Description of the task
Lay out the part below that opens with the line containing "Localize each UI" and closes with the line containing "- data-point: [1703, 1090, 1715, 1102]", both included, as a Markdown table with the columns Index and Entry. Number each line and leave out blank lines.

Dataset excerpts
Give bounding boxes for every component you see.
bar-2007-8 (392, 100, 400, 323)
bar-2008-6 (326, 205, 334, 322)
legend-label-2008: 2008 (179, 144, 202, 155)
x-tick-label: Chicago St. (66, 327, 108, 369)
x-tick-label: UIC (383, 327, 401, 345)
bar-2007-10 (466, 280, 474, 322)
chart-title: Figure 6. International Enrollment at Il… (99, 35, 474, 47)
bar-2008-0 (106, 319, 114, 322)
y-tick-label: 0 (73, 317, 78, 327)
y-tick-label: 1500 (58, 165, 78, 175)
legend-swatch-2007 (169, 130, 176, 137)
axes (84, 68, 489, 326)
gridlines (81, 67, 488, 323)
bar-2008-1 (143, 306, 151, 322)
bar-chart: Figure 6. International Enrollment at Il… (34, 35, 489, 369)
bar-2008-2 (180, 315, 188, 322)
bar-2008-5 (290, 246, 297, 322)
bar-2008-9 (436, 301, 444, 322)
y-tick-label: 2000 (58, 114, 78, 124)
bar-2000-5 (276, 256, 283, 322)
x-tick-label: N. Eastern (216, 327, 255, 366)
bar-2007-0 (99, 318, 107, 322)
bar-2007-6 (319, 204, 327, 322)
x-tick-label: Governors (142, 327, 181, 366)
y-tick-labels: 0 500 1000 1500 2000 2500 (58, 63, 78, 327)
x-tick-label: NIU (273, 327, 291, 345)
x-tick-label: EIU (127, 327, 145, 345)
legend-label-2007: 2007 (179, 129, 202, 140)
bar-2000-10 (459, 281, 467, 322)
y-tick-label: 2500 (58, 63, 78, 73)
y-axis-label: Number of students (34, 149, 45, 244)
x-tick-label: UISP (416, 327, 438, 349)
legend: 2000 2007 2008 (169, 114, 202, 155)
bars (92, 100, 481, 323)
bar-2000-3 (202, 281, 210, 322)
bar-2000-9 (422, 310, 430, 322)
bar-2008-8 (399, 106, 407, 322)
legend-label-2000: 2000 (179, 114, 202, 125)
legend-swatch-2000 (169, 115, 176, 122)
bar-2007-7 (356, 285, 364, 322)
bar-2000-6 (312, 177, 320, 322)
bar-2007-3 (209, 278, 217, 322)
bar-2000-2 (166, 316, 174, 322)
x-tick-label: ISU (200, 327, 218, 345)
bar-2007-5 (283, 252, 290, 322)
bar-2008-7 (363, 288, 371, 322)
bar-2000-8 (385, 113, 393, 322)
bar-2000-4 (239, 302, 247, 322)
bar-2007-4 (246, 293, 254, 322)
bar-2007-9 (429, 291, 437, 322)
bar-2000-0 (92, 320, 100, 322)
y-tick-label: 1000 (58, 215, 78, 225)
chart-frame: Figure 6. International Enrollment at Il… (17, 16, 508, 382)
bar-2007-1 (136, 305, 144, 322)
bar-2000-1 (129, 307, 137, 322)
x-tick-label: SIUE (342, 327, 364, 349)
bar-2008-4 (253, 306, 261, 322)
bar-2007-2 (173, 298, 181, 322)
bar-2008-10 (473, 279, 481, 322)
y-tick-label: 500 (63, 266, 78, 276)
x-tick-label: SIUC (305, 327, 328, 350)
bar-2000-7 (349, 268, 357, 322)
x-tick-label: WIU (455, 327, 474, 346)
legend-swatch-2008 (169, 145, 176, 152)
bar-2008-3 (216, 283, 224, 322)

==

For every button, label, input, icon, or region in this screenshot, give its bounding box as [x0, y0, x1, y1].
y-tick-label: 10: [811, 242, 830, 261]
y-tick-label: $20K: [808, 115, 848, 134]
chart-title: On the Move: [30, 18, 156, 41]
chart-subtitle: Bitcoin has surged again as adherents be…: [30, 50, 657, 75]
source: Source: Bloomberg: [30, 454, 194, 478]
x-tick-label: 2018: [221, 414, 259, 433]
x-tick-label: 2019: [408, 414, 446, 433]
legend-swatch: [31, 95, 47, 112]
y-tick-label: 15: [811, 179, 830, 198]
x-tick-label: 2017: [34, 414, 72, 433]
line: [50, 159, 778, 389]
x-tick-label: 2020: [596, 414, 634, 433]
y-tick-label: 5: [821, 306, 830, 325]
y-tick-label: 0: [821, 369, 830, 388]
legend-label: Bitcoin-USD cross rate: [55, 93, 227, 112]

---

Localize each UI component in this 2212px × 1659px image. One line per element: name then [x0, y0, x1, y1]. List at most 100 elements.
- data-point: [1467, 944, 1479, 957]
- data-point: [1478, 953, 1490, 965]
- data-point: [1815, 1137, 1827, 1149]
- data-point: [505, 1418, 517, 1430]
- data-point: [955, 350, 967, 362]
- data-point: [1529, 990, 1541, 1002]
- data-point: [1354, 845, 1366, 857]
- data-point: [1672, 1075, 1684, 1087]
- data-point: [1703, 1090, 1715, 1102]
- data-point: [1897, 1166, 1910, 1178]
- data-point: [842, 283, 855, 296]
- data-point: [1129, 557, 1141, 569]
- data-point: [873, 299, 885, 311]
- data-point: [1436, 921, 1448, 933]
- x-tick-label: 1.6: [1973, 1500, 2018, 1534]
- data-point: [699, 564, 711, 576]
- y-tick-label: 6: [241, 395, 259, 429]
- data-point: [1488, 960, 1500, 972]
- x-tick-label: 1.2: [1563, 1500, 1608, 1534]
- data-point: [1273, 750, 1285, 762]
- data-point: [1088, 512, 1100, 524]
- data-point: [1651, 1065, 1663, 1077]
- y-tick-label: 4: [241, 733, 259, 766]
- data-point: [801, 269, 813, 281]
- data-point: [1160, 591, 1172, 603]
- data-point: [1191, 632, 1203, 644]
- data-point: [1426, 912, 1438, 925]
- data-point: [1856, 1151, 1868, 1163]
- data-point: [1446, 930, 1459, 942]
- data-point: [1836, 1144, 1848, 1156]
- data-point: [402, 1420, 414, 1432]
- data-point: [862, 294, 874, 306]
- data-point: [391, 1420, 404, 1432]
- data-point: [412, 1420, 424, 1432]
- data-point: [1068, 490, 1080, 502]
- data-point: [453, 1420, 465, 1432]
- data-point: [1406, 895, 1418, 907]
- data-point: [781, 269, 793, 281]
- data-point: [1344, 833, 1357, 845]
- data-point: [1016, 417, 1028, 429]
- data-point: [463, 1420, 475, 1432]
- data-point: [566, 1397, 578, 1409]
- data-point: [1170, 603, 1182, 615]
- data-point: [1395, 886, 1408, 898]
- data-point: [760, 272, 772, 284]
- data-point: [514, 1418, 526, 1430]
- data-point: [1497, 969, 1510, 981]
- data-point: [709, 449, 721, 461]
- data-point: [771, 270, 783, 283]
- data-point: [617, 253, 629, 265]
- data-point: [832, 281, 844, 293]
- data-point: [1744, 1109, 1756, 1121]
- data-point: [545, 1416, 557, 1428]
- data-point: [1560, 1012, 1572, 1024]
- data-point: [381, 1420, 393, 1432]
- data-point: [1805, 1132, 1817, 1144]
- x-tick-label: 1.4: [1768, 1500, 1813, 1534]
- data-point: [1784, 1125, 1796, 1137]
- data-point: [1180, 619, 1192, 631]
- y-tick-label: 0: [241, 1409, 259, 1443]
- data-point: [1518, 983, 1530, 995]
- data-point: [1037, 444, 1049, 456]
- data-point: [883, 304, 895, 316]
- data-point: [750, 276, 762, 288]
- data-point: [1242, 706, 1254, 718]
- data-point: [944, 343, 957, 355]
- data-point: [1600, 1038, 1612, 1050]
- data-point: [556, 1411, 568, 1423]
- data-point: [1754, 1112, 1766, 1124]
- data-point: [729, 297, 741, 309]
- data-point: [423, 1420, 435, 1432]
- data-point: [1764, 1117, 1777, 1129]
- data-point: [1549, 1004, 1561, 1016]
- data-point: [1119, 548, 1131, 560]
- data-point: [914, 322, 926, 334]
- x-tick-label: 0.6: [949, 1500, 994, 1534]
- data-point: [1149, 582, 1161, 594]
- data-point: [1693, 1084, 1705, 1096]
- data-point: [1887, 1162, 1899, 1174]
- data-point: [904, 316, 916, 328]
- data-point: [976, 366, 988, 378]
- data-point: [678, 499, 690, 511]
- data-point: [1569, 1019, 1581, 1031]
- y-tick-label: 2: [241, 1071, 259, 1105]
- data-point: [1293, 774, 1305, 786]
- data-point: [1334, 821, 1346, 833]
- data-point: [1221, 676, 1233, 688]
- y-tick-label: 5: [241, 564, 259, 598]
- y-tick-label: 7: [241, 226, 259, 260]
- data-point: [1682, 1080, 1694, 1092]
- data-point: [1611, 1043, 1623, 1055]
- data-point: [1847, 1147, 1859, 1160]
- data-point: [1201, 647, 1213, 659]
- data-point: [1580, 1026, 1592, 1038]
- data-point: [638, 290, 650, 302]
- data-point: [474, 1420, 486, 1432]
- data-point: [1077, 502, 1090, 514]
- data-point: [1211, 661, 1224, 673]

Solved exercise
| Index | Entry |
|---|---|
| 1 | Localize each UI component in this 2212px × 1659px image. One line per element: name then [x0, y0, x1, y1]. List at most 100 elements. |
| 2 | - data-point: [1467, 944, 1479, 957] |
| 3 | - data-point: [1478, 953, 1490, 965] |
| 4 | - data-point: [1815, 1137, 1827, 1149] |
| 5 | - data-point: [505, 1418, 517, 1430] |
| 6 | - data-point: [955, 350, 967, 362] |
| 7 | - data-point: [1529, 990, 1541, 1002] |
| 8 | - data-point: [1354, 845, 1366, 857] |
| 9 | - data-point: [1672, 1075, 1684, 1087] |
| 10 | - data-point: [1703, 1090, 1715, 1102] |